_Problem description_: Write out every entry, unchanged. Skip any picture.

_Data rows_:
┄┄┄┄┄┄┄┄┄┄┄┄┄┄┄┄┄┄┄┄

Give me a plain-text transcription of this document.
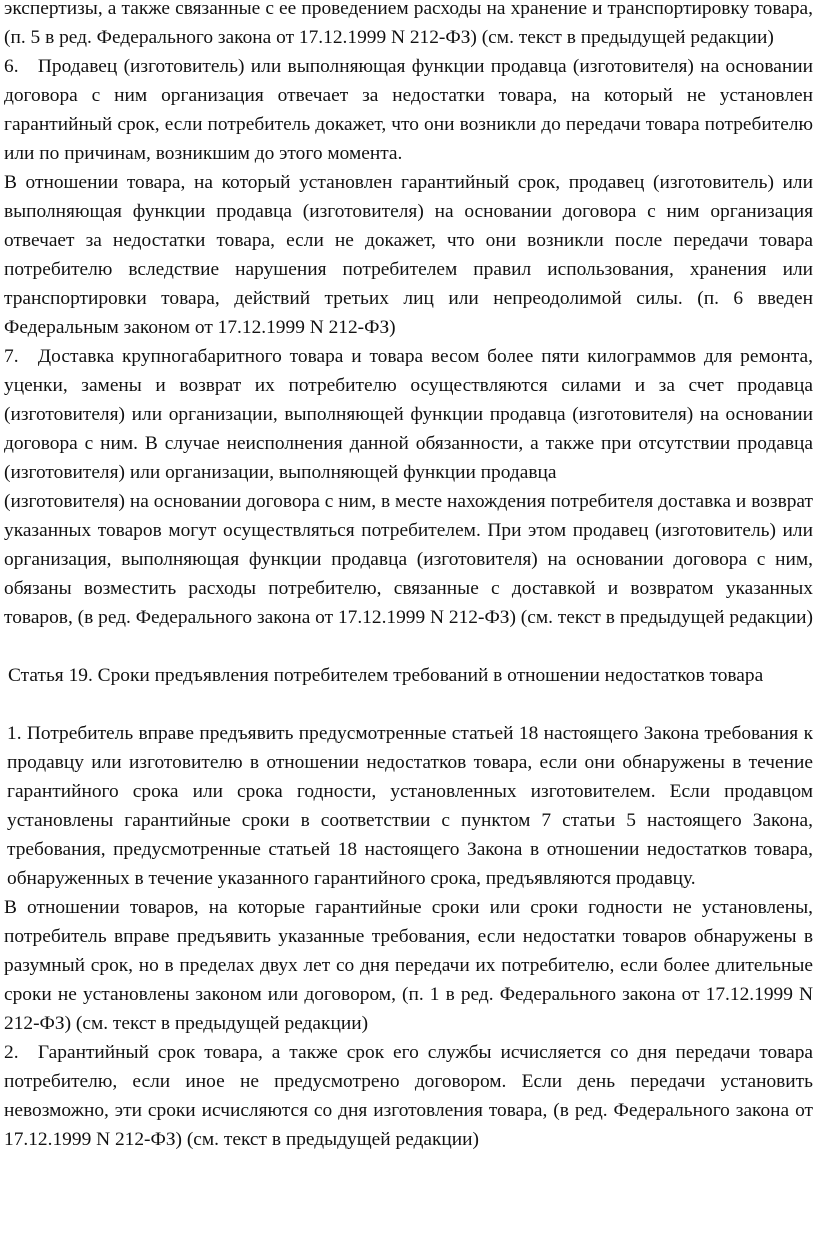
экспертизы, а также связанные с ее проведением расходы на хранение и транспортировку товара, (п. 5 в ред. Федерального закона от 17.12.1999 N 212-ФЗ) (см. текст в предыдущей редакции)

6. Продавец (изготовитель) или выполняющая функции продавца (изготовителя) на основании договора с ним организация отвечает за недостатки товара, на который не установлен гарантийный срок, если потребитель докажет, что они возникли до передачи товара потребителю или по причинам, возникшим до этого момента.

В отношении товара, на который установлен гарантийный срок, продавец (изготовитель) или выполняющая функции продавца (изготовителя) на основании договора с ним организация отвечает за недостатки товара, если не докажет, что они возникли после передачи товара потребителю вследствие нарушения потребителем правил использования, хранения или транспортировки товара, действий третьих лиц или непреодолимой силы. (п. 6 введен Федеральным законом от 17.12.1999 N 212-ФЗ)

7. Доставка крупногабаритного товара и товара весом более пяти килограммов для ремонта, уценки, замены и возврат их потребителю осуществляются силами и за счет продавца (изготовителя) или организации, выполняющей функции продавца (изготовителя) на основании договора с ним. В случае неисполнения данной обязанности, а также при отсутствии продавца (изготовителя) или организации, выполняющей функции продавца

(изготовителя) на основании договора с ним, в месте нахождения потребителя доставка и возврат указанных товаров могут осуществляться потребителем. При этом продавец (изготовитель) или организация, выполняющая функции продавца (изготовителя) на основании договора с ним, обязаны возместить расходы потребителю, связанные с доставкой и возвратом указанных товаров, (в ред. Федерального закона от 17.12.1999 N 212-ФЗ) (см. текст в предыдущей редакции)

Статья 19. Сроки предъявления потребителем требований в отношении недостатков товара

1. Потребитель вправе предъявить предусмотренные статьей 18 настоящего Закона требования к продавцу или изготовителю в отношении недостатков товара, если они обнаружены в течение гарантийного срока или срока годности, установленных изготовителем. Если продавцом установлены гарантийные сроки в соответствии с пунктом 7 статьи 5 настоящего Закона, требования, предусмотренные статьей 18 настоящего Закона в отношении недостатков товара, обнаруженных в течение указанного гарантийного срока, предъявляются продавцу.

В отношении товаров, на которые гарантийные сроки или сроки годности не установлены, потребитель вправе предъявить указанные требования, если недостатки товаров обнаружены в разумный срок, но в пределах двух лет со дня передачи их потребителю, если более длительные сроки не установлены законом или договором, (п. 1 в ред. Федерального закона от 17.12.1999 N 212-ФЗ) (см. текст в предыдущей редакции)

2. Гарантийный срок товара, а также срок его службы исчисляется со дня передачи товара потребителю, если иное не предусмотрено договором. Если день передачи установить невозможно, эти сроки исчисляются со дня изготовления товара, (в ред. Федерального закона от 17.12.1999 N 212-ФЗ) (см. текст в предыдущей редакции)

┄┄┄┄┄┄┄┄┄┄┄┄┄┄┄┄┄┄┄┄

_Exercise response_:
Give me a plain-text transcription of this document.
экспертизы, а также связанные с ее проведением расходы на хранение и транспортировку товара, (п. 5 в ред. Федерального закона от 17.12.1999 N 212-ФЗ) (см. текст в предыдущей редакции)

6. Продавец (изготовитель) или выполняющая функции продавца (изготовителя) на основании договора с ним организация отвечает за недостатки товара, на который не установлен гарантийный срок, если потребитель докажет, что они возникли до передачи товара потребителю или по причинам, возникшим до этого момента.

В отношении товара, на который установлен гарантийный срок, продавец (изготовитель) или выполняющая функции продавца (изготовителя) на основании договора с ним организация отвечает за недостатки товара, если не докажет, что они возникли после передачи товара потребителю вследствие нарушения потребителем правил использования, хранения или транспортировки товара, действий третьих лиц или непреодолимой силы. (п. 6 введен Федеральным законом от 17.12.1999 N 212-ФЗ)

7. Доставка крупногабаритного товара и товара весом более пяти килограммов для ремонта, уценки, замены и возврат их потребителю осуществляются силами и за счет продавца (изготовителя) или организации, выполняющей функции продавца (изготовителя) на основании договора с ним. В случае неисполнения данной обязанности, а также при отсутствии продавца (изготовителя) или организации, выполняющей функции продавца

(изготовителя) на основании договора с ним, в месте нахождения потребителя доставка и возврат указанных товаров могут осуществляться потребителем. При этом продавец (изготовитель) или организация, выполняющая функции продавца (изготовителя) на основании договора с ним, обязаны возместить расходы потребителю, связанные с доставкой и возвратом указанных товаров, (в ред. Федерального закона от 17.12.1999 N 212-ФЗ) (см. текст в предыдущей редакции)

Статья 19. Сроки предъявления потребителем требований в отношении недостатков товара

1. Потребитель вправе предъявить предусмотренные статьей 18 настоящего Закона требования к продавцу или изготовителю в отношении недостатков товара, если они обнаружены в течение гарантийного срока или срока годности, установленных изготовителем. Если продавцом установлены гарантийные сроки в соответствии с пунктом 7 статьи 5 настоящего Закона, требования, предусмотренные статьей 18 настоящего Закона в отношении недостатков товара, обнаруженных в течение указанного гарантийного срока, предъявляются продавцу.

В отношении товаров, на которые гарантийные сроки или сроки годности не установлены, потребитель вправе предъявить указанные требования, если недостатки товаров обнаружены в разумный срок, но в пределах двух лет со дня передачи их потребителю, если более длительные сроки не установлены законом или договором, (п. 1 в ред. Федерального закона от 17.12.1999 N 212-ФЗ) (см. текст в предыдущей редакции)

2. Гарантийный срок товара, а также срок его службы исчисляется со дня передачи товара потребителю, если иное не предусмотрено договором. Если день передачи установить невозможно, эти сроки исчисляются со дня изготовления товара, (в ред. Федерального закона от 17.12.1999 N 212-ФЗ) (см. текст в предыдущей редакции)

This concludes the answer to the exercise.